• Written exercise
Return each line of the records holding the string "престарелых".

• Supplied information
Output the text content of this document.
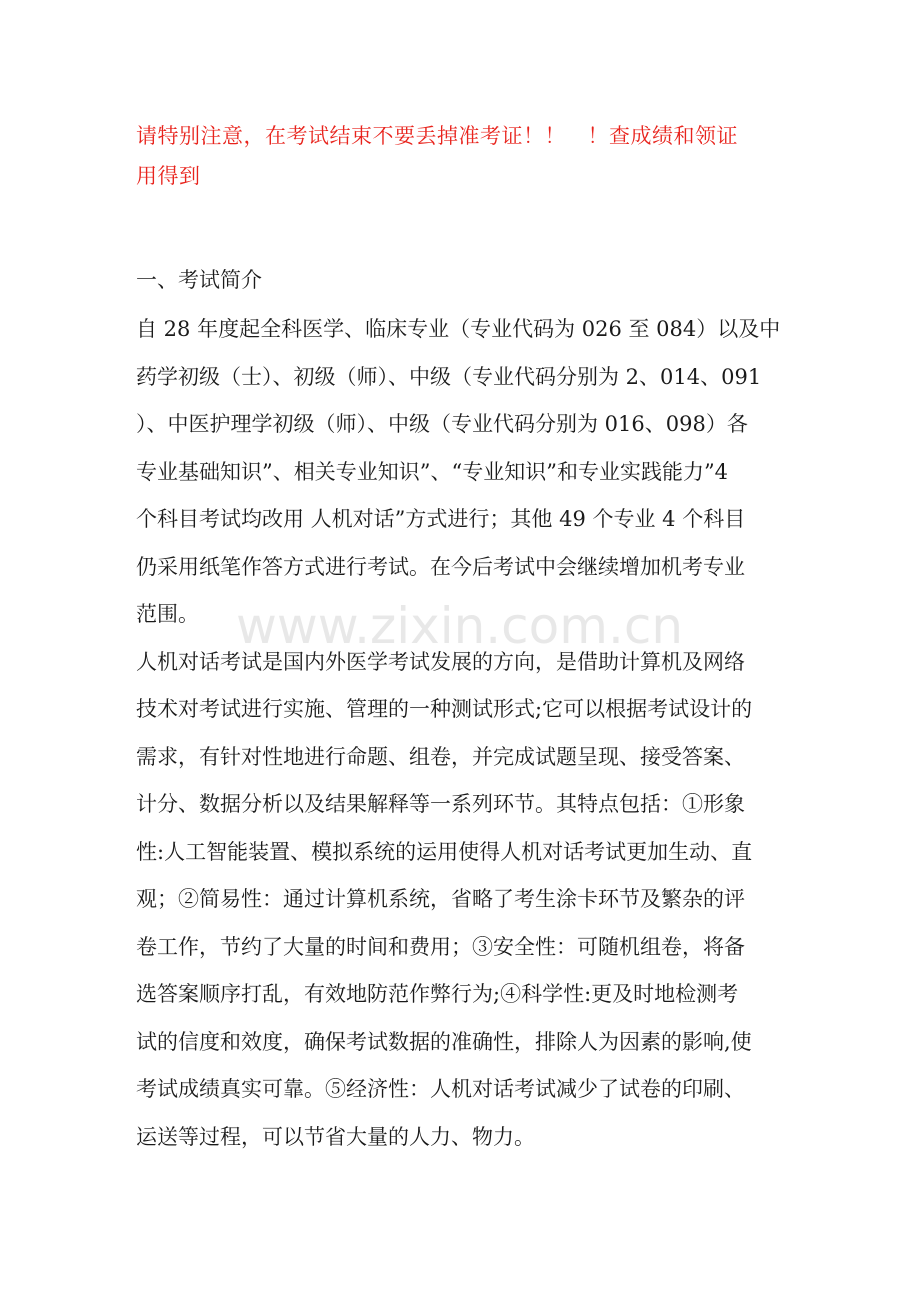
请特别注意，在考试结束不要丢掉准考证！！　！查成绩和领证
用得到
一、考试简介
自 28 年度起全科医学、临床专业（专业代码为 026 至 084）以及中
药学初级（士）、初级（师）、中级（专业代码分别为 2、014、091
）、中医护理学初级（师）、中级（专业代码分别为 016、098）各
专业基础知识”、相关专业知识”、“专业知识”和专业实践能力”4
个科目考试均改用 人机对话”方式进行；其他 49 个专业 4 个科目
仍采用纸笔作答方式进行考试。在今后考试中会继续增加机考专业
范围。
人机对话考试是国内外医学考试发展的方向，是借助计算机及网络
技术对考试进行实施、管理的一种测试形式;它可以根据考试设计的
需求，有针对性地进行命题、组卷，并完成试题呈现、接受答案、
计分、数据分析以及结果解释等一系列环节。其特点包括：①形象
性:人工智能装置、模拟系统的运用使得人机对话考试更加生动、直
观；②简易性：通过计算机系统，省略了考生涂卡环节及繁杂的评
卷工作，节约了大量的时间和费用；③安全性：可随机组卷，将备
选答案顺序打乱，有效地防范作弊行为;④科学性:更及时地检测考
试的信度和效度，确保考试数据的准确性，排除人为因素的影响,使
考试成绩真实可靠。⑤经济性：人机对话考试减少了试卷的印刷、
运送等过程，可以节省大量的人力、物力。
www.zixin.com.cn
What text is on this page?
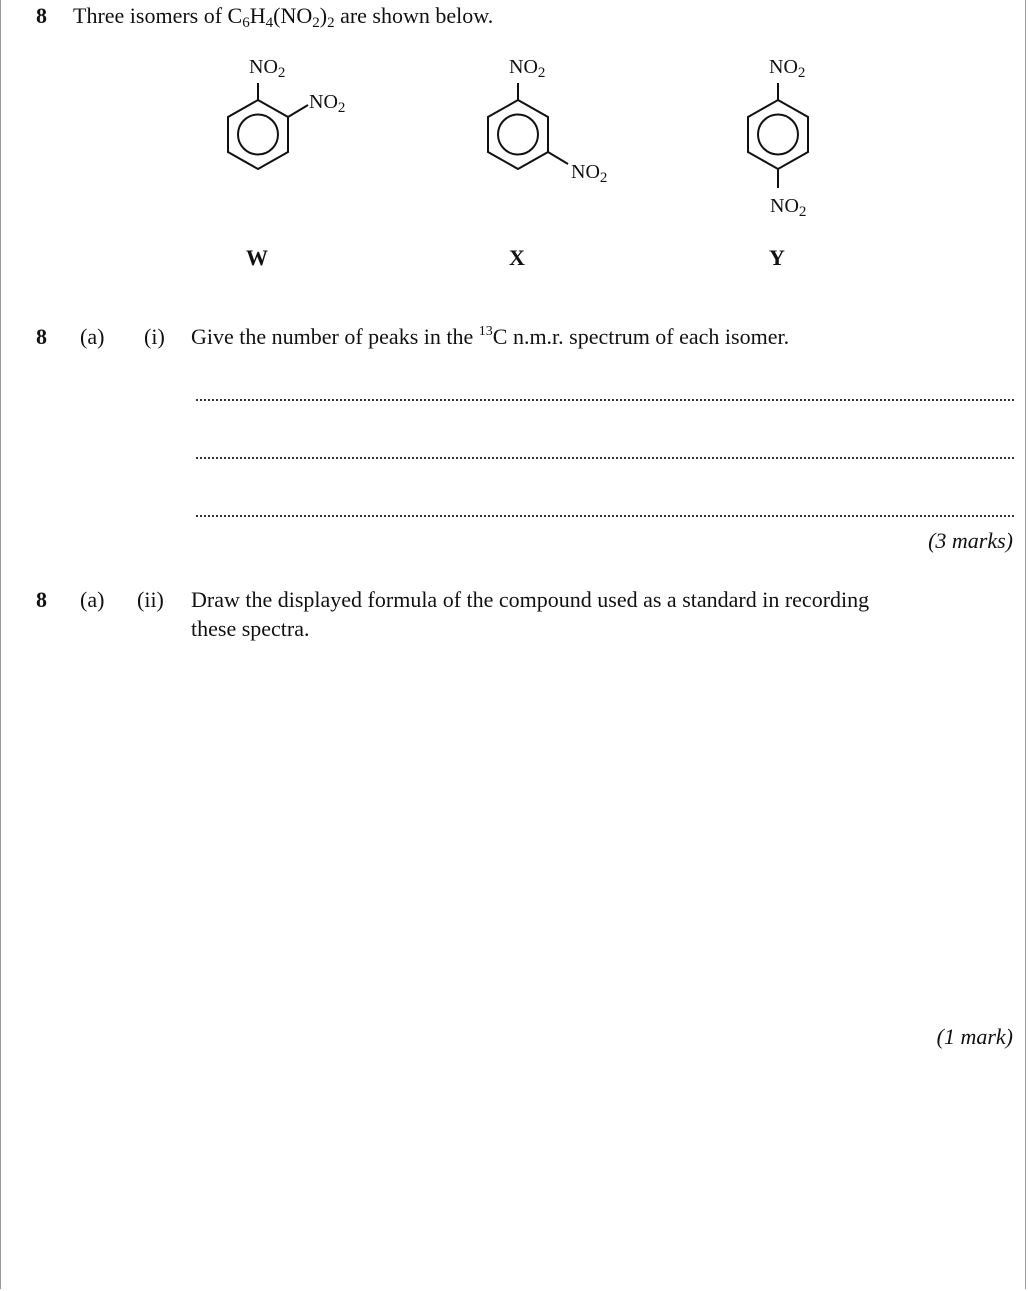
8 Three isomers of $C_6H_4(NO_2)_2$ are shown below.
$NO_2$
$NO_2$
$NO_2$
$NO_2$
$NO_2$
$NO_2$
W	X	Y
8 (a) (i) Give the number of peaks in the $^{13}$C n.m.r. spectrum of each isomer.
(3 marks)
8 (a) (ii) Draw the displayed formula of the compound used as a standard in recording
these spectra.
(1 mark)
* * *
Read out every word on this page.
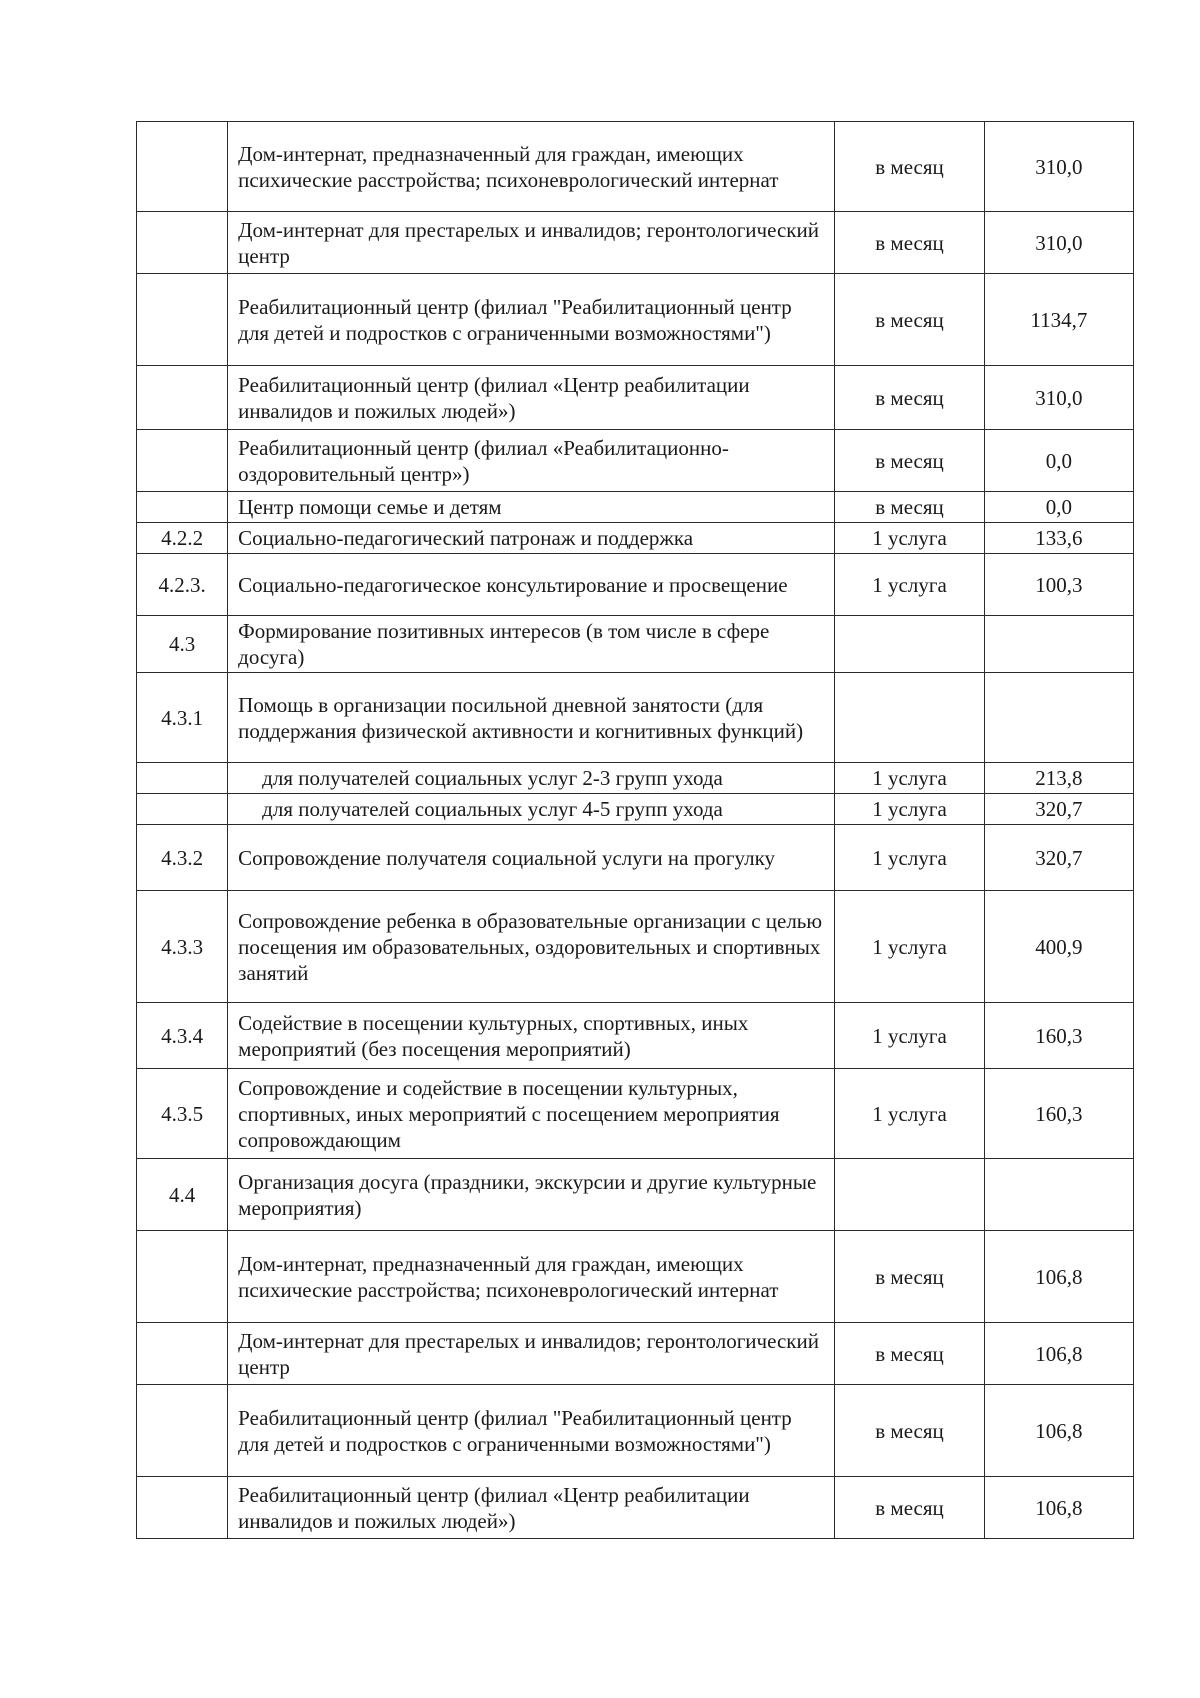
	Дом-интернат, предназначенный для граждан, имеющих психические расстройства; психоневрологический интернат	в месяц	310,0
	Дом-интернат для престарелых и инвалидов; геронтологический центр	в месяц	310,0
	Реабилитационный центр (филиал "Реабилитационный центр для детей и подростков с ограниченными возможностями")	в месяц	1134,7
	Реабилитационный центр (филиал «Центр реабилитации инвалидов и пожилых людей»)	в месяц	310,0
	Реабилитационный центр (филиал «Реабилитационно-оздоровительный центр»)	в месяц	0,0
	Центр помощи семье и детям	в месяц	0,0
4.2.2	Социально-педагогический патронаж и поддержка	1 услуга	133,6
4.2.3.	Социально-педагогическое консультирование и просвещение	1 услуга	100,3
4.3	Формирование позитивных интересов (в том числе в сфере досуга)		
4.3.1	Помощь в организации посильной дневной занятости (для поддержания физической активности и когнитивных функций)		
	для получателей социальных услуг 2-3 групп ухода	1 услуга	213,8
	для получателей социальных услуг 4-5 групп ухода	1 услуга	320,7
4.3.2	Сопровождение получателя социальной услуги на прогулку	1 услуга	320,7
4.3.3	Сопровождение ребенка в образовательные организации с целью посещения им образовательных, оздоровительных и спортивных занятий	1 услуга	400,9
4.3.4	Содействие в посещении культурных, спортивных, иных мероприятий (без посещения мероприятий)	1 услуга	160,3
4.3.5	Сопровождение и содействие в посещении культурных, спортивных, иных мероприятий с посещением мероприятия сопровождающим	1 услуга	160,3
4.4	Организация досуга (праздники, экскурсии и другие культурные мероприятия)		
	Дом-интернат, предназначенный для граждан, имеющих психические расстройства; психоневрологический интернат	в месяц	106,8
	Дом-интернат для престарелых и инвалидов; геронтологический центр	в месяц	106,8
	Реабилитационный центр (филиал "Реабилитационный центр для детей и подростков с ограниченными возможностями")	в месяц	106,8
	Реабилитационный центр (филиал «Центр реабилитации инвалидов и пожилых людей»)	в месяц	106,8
...
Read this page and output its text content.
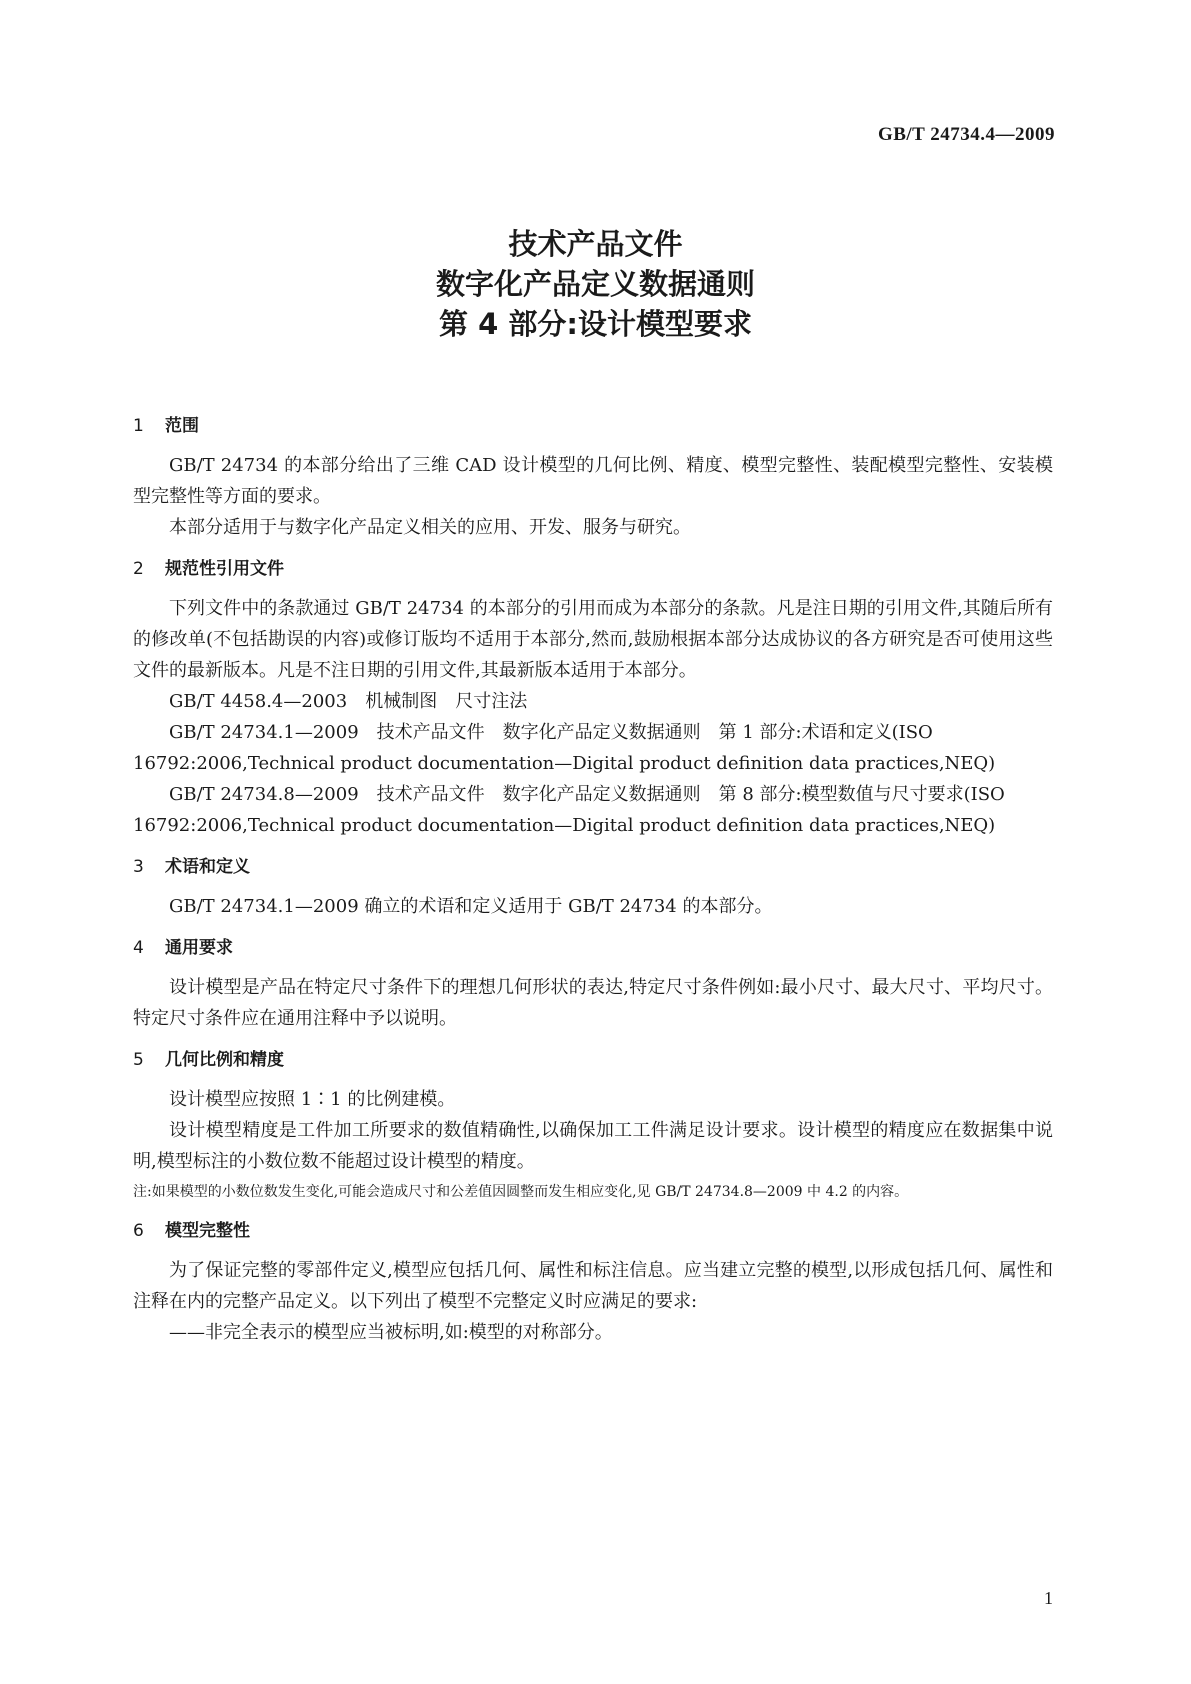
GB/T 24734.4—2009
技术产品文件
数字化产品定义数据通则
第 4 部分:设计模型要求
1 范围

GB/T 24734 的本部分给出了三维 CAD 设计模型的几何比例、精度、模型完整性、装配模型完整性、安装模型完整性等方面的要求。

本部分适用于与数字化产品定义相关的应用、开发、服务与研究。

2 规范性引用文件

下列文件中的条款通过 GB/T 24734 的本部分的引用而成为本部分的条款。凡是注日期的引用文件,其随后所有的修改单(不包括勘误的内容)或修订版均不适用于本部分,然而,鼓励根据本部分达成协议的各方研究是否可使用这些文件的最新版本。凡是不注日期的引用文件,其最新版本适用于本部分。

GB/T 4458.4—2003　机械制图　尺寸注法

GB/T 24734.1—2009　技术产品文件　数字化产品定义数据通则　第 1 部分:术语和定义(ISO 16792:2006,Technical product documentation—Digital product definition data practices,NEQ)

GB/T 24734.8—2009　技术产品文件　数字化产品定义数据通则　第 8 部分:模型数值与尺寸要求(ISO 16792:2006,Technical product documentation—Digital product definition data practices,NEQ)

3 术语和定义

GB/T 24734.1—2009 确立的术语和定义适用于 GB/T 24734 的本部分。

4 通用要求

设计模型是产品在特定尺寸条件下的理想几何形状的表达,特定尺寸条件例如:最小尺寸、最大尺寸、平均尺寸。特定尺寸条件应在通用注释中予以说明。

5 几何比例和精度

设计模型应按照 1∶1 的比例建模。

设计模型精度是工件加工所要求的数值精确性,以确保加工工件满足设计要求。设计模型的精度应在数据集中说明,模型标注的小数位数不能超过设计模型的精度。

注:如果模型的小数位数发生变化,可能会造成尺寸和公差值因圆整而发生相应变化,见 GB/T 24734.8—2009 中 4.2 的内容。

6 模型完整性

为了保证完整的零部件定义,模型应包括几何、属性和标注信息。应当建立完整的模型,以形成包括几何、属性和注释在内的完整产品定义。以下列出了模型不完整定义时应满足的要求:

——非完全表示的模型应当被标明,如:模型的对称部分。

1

• Response below
	Дом-интернат для престарелых и инвалидов; геронтологический центр	в месяц	310,0
	Дом-интернат для престарелых и инвалидов; геронтологический центр	в месяц	106,8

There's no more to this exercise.